(Input):

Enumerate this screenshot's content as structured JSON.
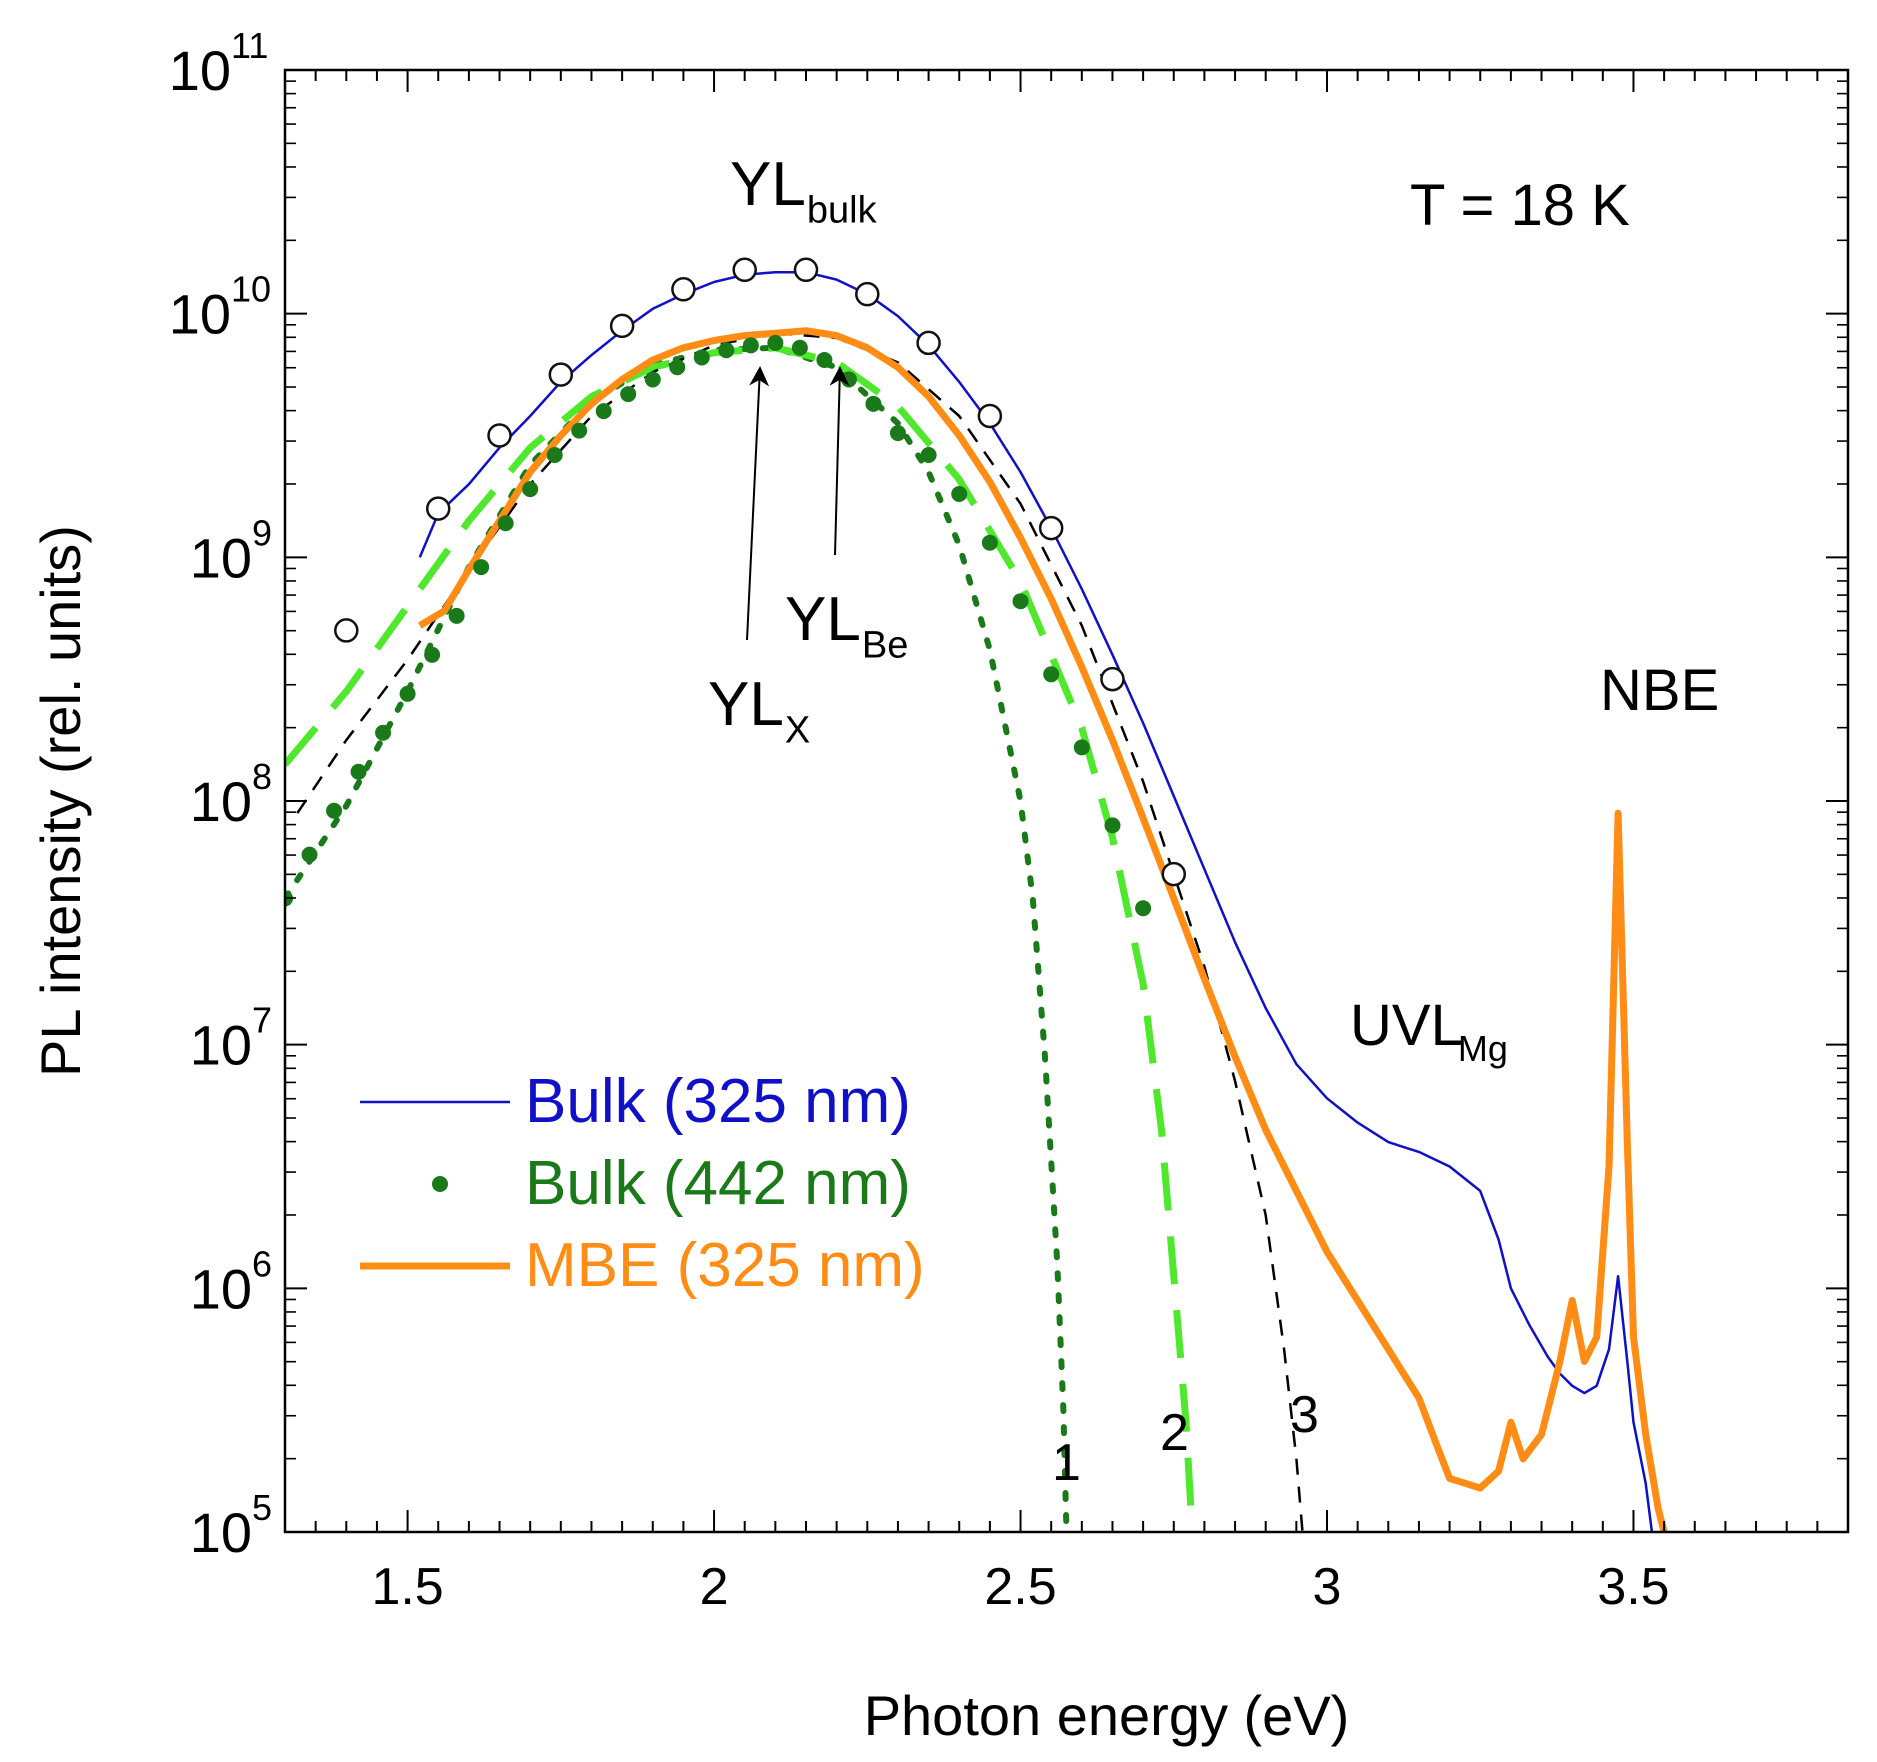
{
  "chart_data": {
    "type": "line",
    "xlabel": "Photon energy (eV)",
    "ylabel": "PL intensity (rel. units)",
    "xlim": [
      1.3,
      3.85
    ],
    "ylim_log10": [
      5,
      11
    ],
    "yscale": "log",
    "x_ticks": [
      {
        "value": 1.5,
        "label": "1.5"
      },
      {
        "value": 2.0,
        "label": "2"
      },
      {
        "value": 2.5,
        "label": "2.5"
      },
      {
        "value": 3.0,
        "label": "3"
      },
      {
        "value": 3.5,
        "label": "3.5"
      }
    ],
    "y_ticks": [
      {
        "exp": 5,
        "base": "10",
        "sup": "5"
      },
      {
        "exp": 6,
        "base": "10",
        "sup": "6"
      },
      {
        "exp": 7,
        "base": "10",
        "sup": "7"
      },
      {
        "exp": 8,
        "base": "10",
        "sup": "8"
      },
      {
        "exp": 9,
        "base": "10",
        "sup": "9"
      },
      {
        "exp": 10,
        "base": "10",
        "sup": "10"
      },
      {
        "exp": 11,
        "base": "10",
        "sup": "11"
      }
    ],
    "series": [
      {
        "name": "Bulk (325 nm)",
        "style": "thin-line",
        "color": "#1010c8",
        "points": [
          [
            1.52,
            9.0
          ],
          [
            1.55,
            9.18
          ],
          [
            1.6,
            9.3
          ],
          [
            1.65,
            9.45
          ],
          [
            1.7,
            9.58
          ],
          [
            1.75,
            9.72
          ],
          [
            1.8,
            9.83
          ],
          [
            1.85,
            9.93
          ],
          [
            1.9,
            10.02
          ],
          [
            1.95,
            10.08
          ],
          [
            2.0,
            10.13
          ],
          [
            2.05,
            10.16
          ],
          [
            2.1,
            10.17
          ],
          [
            2.15,
            10.17
          ],
          [
            2.2,
            10.14
          ],
          [
            2.25,
            10.08
          ],
          [
            2.3,
            9.99
          ],
          [
            2.35,
            9.87
          ],
          [
            2.4,
            9.72
          ],
          [
            2.45,
            9.55
          ],
          [
            2.5,
            9.35
          ],
          [
            2.55,
            9.12
          ],
          [
            2.6,
            8.87
          ],
          [
            2.65,
            8.6
          ],
          [
            2.7,
            8.32
          ],
          [
            2.75,
            8.02
          ],
          [
            2.8,
            7.72
          ],
          [
            2.85,
            7.42
          ],
          [
            2.9,
            7.15
          ],
          [
            2.95,
            6.92
          ],
          [
            3.0,
            6.78
          ],
          [
            3.05,
            6.68
          ],
          [
            3.1,
            6.6
          ],
          [
            3.15,
            6.56
          ],
          [
            3.2,
            6.5
          ],
          [
            3.25,
            6.4
          ],
          [
            3.28,
            6.2
          ],
          [
            3.3,
            6.0
          ],
          [
            3.33,
            5.85
          ],
          [
            3.36,
            5.72
          ],
          [
            3.38,
            5.65
          ],
          [
            3.4,
            5.6
          ],
          [
            3.42,
            5.57
          ],
          [
            3.44,
            5.6
          ],
          [
            3.46,
            5.75
          ],
          [
            3.475,
            6.05
          ],
          [
            3.49,
            5.7
          ],
          [
            3.5,
            5.45
          ],
          [
            3.52,
            5.2
          ],
          [
            3.53,
            5.0
          ]
        ]
      },
      {
        "name": "Bulk (442 nm)",
        "style": "dots",
        "color": "#1a7a1a",
        "points": [
          [
            1.3,
            7.6
          ],
          [
            1.34,
            7.78
          ],
          [
            1.38,
            7.96
          ],
          [
            1.42,
            8.12
          ],
          [
            1.46,
            8.28
          ],
          [
            1.5,
            8.44
          ],
          [
            1.54,
            8.6
          ],
          [
            1.58,
            8.76
          ],
          [
            1.62,
            8.96
          ],
          [
            1.66,
            9.14
          ],
          [
            1.7,
            9.28
          ],
          [
            1.74,
            9.42
          ],
          [
            1.78,
            9.52
          ],
          [
            1.82,
            9.6
          ],
          [
            1.86,
            9.67
          ],
          [
            1.9,
            9.73
          ],
          [
            1.94,
            9.78
          ],
          [
            1.98,
            9.82
          ],
          [
            2.02,
            9.85
          ],
          [
            2.06,
            9.87
          ],
          [
            2.1,
            9.88
          ],
          [
            2.14,
            9.86
          ],
          [
            2.18,
            9.81
          ],
          [
            2.22,
            9.73
          ],
          [
            2.26,
            9.63
          ],
          [
            2.3,
            9.51
          ],
          [
            2.35,
            9.42
          ],
          [
            2.4,
            9.26
          ],
          [
            2.45,
            9.06
          ],
          [
            2.5,
            8.82
          ],
          [
            2.55,
            8.52
          ],
          [
            2.6,
            8.22
          ],
          [
            2.65,
            7.9
          ],
          [
            2.7,
            7.56
          ]
        ]
      },
      {
        "name": "MBE (325 nm)",
        "style": "thick-line",
        "color": "#ff8c14",
        "points": [
          [
            1.52,
            8.72
          ],
          [
            1.56,
            8.78
          ],
          [
            1.6,
            8.95
          ],
          [
            1.65,
            9.15
          ],
          [
            1.7,
            9.35
          ],
          [
            1.75,
            9.5
          ],
          [
            1.8,
            9.63
          ],
          [
            1.85,
            9.73
          ],
          [
            1.9,
            9.81
          ],
          [
            1.95,
            9.86
          ],
          [
            2.0,
            9.89
          ],
          [
            2.05,
            9.91
          ],
          [
            2.1,
            9.92
          ],
          [
            2.15,
            9.93
          ],
          [
            2.2,
            9.91
          ],
          [
            2.25,
            9.86
          ],
          [
            2.3,
            9.78
          ],
          [
            2.35,
            9.66
          ],
          [
            2.4,
            9.5
          ],
          [
            2.45,
            9.31
          ],
          [
            2.5,
            9.08
          ],
          [
            2.55,
            8.83
          ],
          [
            2.6,
            8.55
          ],
          [
            2.65,
            8.25
          ],
          [
            2.7,
            7.93
          ],
          [
            2.75,
            7.6
          ],
          [
            2.8,
            7.27
          ],
          [
            2.85,
            6.95
          ],
          [
            2.9,
            6.65
          ],
          [
            2.95,
            6.4
          ],
          [
            3.0,
            6.15
          ],
          [
            3.05,
            5.95
          ],
          [
            3.1,
            5.75
          ],
          [
            3.15,
            5.55
          ],
          [
            3.18,
            5.35
          ],
          [
            3.2,
            5.22
          ],
          [
            3.25,
            5.18
          ],
          [
            3.28,
            5.25
          ],
          [
            3.3,
            5.45
          ],
          [
            3.32,
            5.3
          ],
          [
            3.35,
            5.4
          ],
          [
            3.38,
            5.7
          ],
          [
            3.4,
            5.95
          ],
          [
            3.42,
            5.7
          ],
          [
            3.44,
            5.8
          ],
          [
            3.46,
            6.5
          ],
          [
            3.475,
            7.95
          ],
          [
            3.49,
            6.6
          ],
          [
            3.5,
            5.8
          ],
          [
            3.52,
            5.4
          ],
          [
            3.54,
            5.1
          ],
          [
            3.55,
            5.0
          ]
        ]
      },
      {
        "name": "YL_bulk data",
        "style": "open-circles",
        "color": "#111111",
        "points": [
          [
            1.4,
            8.7
          ],
          [
            1.55,
            9.2
          ],
          [
            1.65,
            9.5
          ],
          [
            1.75,
            9.75
          ],
          [
            1.85,
            9.95
          ],
          [
            1.95,
            10.1
          ],
          [
            2.05,
            10.18
          ],
          [
            2.15,
            10.18
          ],
          [
            2.25,
            10.08
          ],
          [
            2.35,
            9.88
          ],
          [
            2.45,
            9.58
          ],
          [
            2.55,
            9.12
          ],
          [
            2.65,
            8.5
          ],
          [
            2.75,
            7.7
          ]
        ]
      },
      {
        "name": "1",
        "style": "green-dotted",
        "color": "#1a7a1a",
        "points": [
          [
            1.3,
            7.6
          ],
          [
            1.4,
            7.98
          ],
          [
            1.5,
            8.45
          ],
          [
            1.6,
            8.96
          ],
          [
            1.7,
            9.38
          ],
          [
            1.8,
            9.64
          ],
          [
            1.9,
            9.79
          ],
          [
            2.0,
            9.85
          ],
          [
            2.1,
            9.86
          ],
          [
            2.2,
            9.78
          ],
          [
            2.3,
            9.55
          ],
          [
            2.35,
            9.35
          ],
          [
            2.4,
            9.05
          ],
          [
            2.45,
            8.62
          ],
          [
            2.5,
            8.0
          ],
          [
            2.52,
            7.6
          ],
          [
            2.54,
            6.95
          ],
          [
            2.56,
            6.1
          ],
          [
            2.57,
            5.5
          ],
          [
            2.575,
            5.0
          ]
        ]
      },
      {
        "name": "2",
        "style": "green-dashed",
        "color": "#4fe82c",
        "points": [
          [
            1.3,
            8.15
          ],
          [
            1.4,
            8.45
          ],
          [
            1.5,
            8.8
          ],
          [
            1.6,
            9.15
          ],
          [
            1.7,
            9.45
          ],
          [
            1.8,
            9.66
          ],
          [
            1.9,
            9.78
          ],
          [
            2.0,
            9.84
          ],
          [
            2.1,
            9.86
          ],
          [
            2.2,
            9.8
          ],
          [
            2.3,
            9.62
          ],
          [
            2.4,
            9.32
          ],
          [
            2.5,
            8.9
          ],
          [
            2.6,
            8.3
          ],
          [
            2.65,
            7.85
          ],
          [
            2.7,
            7.25
          ],
          [
            2.73,
            6.65
          ],
          [
            2.75,
            6.05
          ],
          [
            2.77,
            5.45
          ],
          [
            2.78,
            5.0
          ]
        ]
      },
      {
        "name": "3",
        "style": "black-dashed",
        "color": "#000000",
        "points": [
          [
            1.32,
            7.95
          ],
          [
            1.4,
            8.25
          ],
          [
            1.5,
            8.58
          ],
          [
            1.6,
            8.95
          ],
          [
            1.7,
            9.3
          ],
          [
            1.8,
            9.58
          ],
          [
            1.9,
            9.76
          ],
          [
            2.0,
            9.87
          ],
          [
            2.1,
            9.92
          ],
          [
            2.2,
            9.9
          ],
          [
            2.3,
            9.8
          ],
          [
            2.4,
            9.58
          ],
          [
            2.5,
            9.22
          ],
          [
            2.6,
            8.72
          ],
          [
            2.7,
            8.08
          ],
          [
            2.8,
            7.32
          ],
          [
            2.85,
            6.85
          ],
          [
            2.9,
            6.3
          ],
          [
            2.93,
            5.75
          ],
          [
            2.95,
            5.3
          ],
          [
            2.96,
            5.0
          ]
        ]
      }
    ],
    "legend": {
      "placement": "lower-left",
      "entries": [
        {
          "label": "Bulk (325 nm)",
          "color": "#1010c8",
          "marker": "thin-line"
        },
        {
          "label": "Bulk (442 nm)",
          "color": "#1a7a1a",
          "marker": "dot"
        },
        {
          "label": "MBE (325 nm)",
          "color": "#ff8c14",
          "marker": "thick-line"
        }
      ]
    },
    "annotations": {
      "temperature": "T = 18 K",
      "yl_bulk": {
        "main": "YL",
        "sub": "bulk"
      },
      "yl_x": {
        "main": "YL",
        "sub": "X"
      },
      "yl_be": {
        "main": "YL",
        "sub": "Be"
      },
      "uvl_mg": {
        "main": "UVL",
        "sub": "Mg"
      },
      "nbe": "NBE",
      "curve_1": "1",
      "curve_2": "2",
      "curve_3": "3"
    }
  }
}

(Given request): Identify lines with the string "style". Copy each one.

(Full solution):
        "style": "thin-line",
        "style": "dots",
        "style": "thick-line",
        "style": "open-circles",
        "style": "green-dotted",
        "style": "green-dashed",
        "style": "black-dashed",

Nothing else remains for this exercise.